_Set exercise_:
Write out each line exactly as given. Leave the pictures out of your copy.

::: Supplied material :::

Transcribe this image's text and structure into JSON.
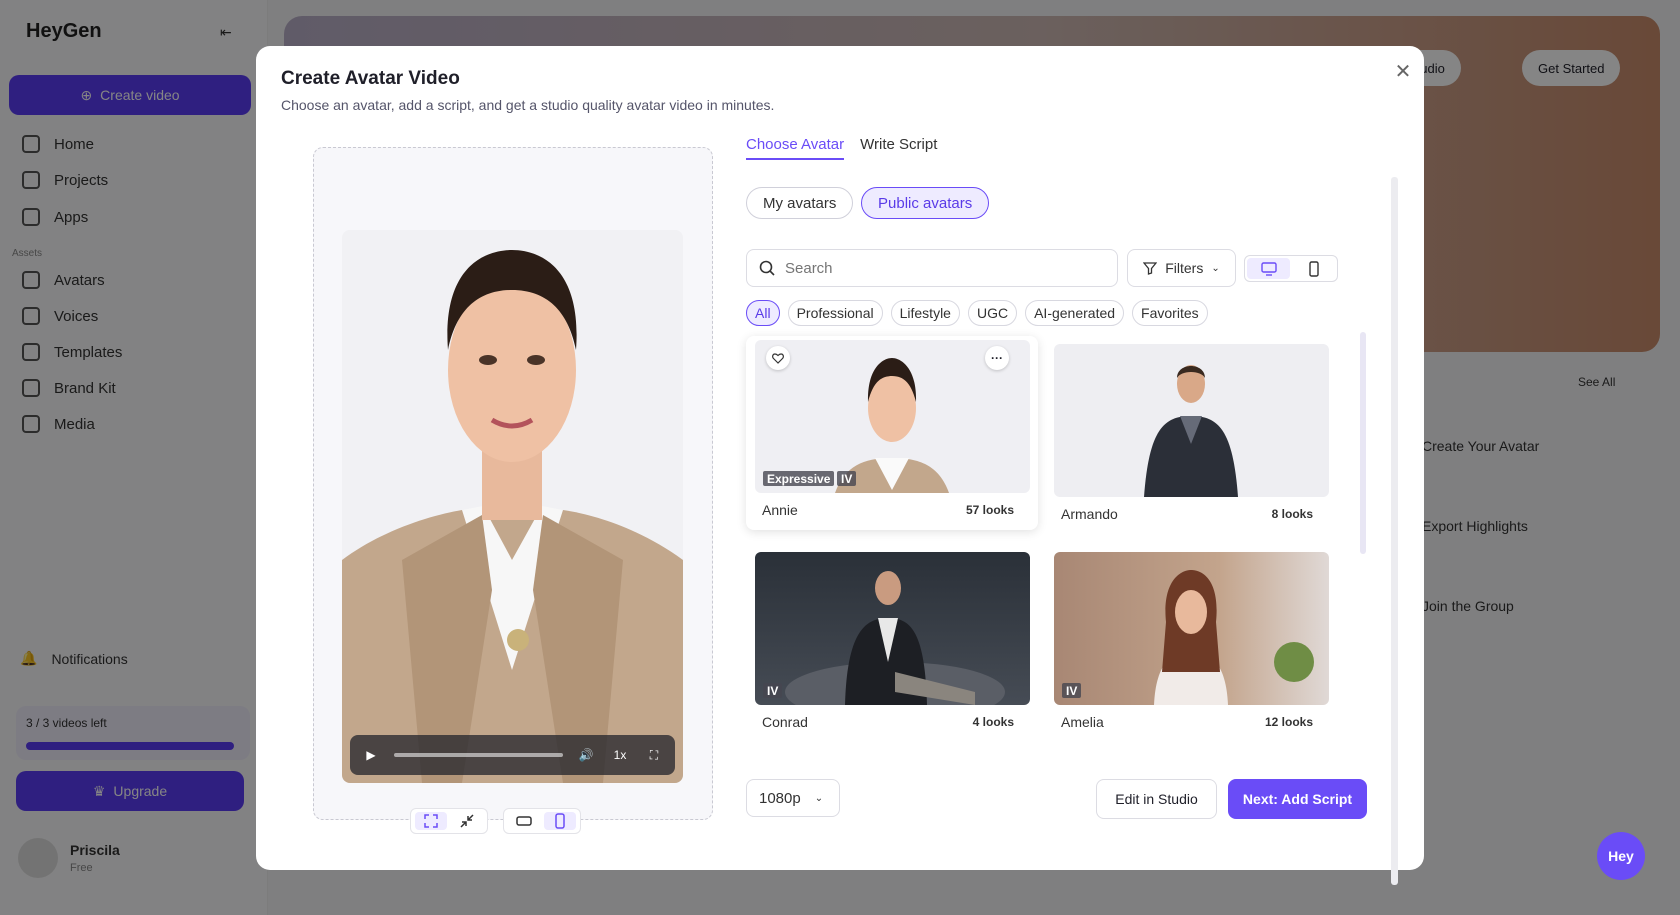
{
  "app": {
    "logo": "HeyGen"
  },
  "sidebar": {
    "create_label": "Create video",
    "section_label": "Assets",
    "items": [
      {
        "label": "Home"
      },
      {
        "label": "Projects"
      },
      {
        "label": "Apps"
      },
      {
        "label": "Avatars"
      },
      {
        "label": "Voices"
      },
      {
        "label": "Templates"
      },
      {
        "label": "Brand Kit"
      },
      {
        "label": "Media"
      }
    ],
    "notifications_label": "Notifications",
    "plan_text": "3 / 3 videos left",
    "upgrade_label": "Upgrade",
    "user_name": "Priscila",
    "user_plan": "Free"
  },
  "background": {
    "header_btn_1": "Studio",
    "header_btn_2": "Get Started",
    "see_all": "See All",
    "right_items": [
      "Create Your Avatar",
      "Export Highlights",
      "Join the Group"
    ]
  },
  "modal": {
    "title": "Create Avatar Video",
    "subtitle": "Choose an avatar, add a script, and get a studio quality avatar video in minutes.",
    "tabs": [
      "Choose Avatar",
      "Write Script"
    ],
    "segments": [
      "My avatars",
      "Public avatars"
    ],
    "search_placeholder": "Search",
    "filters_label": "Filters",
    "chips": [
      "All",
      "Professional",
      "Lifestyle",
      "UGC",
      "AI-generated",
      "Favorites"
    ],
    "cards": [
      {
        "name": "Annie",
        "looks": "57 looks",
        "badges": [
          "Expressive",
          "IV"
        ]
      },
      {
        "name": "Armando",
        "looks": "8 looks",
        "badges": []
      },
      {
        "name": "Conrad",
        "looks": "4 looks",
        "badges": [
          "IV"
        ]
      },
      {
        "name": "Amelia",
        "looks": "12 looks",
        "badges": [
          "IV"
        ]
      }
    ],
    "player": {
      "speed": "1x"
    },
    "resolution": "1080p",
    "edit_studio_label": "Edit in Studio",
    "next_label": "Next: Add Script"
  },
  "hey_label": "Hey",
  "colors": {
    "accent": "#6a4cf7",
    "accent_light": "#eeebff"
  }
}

:::

_Task output_:
Transcribe this image's text and structure into JSON.
{
  "app": {
    "logo": "HeyGen"
  },
  "sidebar": {
    "create_label": "Create video",
    "section_label": "Assets",
    "items": [
      {
        "label": "Home"
      },
      {
        "label": "Projects"
      },
      {
        "label": "Apps"
      },
      {
        "label": "Avatars"
      },
      {
        "label": "Voices"
      },
      {
        "label": "Templates"
      },
      {
        "label": "Brand Kit"
      },
      {
        "label": "Media"
      }
    ],
    "notifications_label": "Notifications",
    "plan_text": "3 / 3 videos left",
    "upgrade_label": "Upgrade",
    "user_name": "Priscila",
    "user_plan": "Free"
  },
  "background": {
    "header_btn_1": "Studio",
    "header_btn_2": "Get Started",
    "see_all": "See All",
    "right_items": [
      "Create Your Avatar",
      "Export Highlights",
      "Join the Group"
    ]
  },
  "modal": {
    "title": "Create Avatar Video",
    "subtitle": "Choose an avatar, add a script, and get a studio quality avatar video in minutes.",
    "tabs": [
      "Choose Avatar",
      "Write Script"
    ],
    "segments": [
      "My avatars",
      "Public avatars"
    ],
    "search_placeholder": "Search",
    "filters_label": "Filters",
    "chips": [
      "All",
      "Professional",
      "Lifestyle",
      "UGC",
      "AI-generated",
      "Favorites"
    ],
    "cards": [
      {
        "name": "Annie",
        "looks": "57 looks",
        "badges": [
          "Expressive",
          "IV"
        ]
      },
      {
        "name": "Armando",
        "looks": "8 looks",
        "badges": []
      },
      {
        "name": "Conrad",
        "looks": "4 looks",
        "badges": [
          "IV"
        ]
      },
      {
        "name": "Amelia",
        "looks": "12 looks",
        "badges": [
          "IV"
        ]
      }
    ],
    "player": {
      "speed": "1x"
    },
    "resolution": "1080p",
    "edit_studio_label": "Edit in Studio",
    "next_label": "Next: Add Script"
  },
  "hey_label": "Hey",
  "colors": {
    "accent": "#6a4cf7",
    "accent_light": "#eeebff"
  }
}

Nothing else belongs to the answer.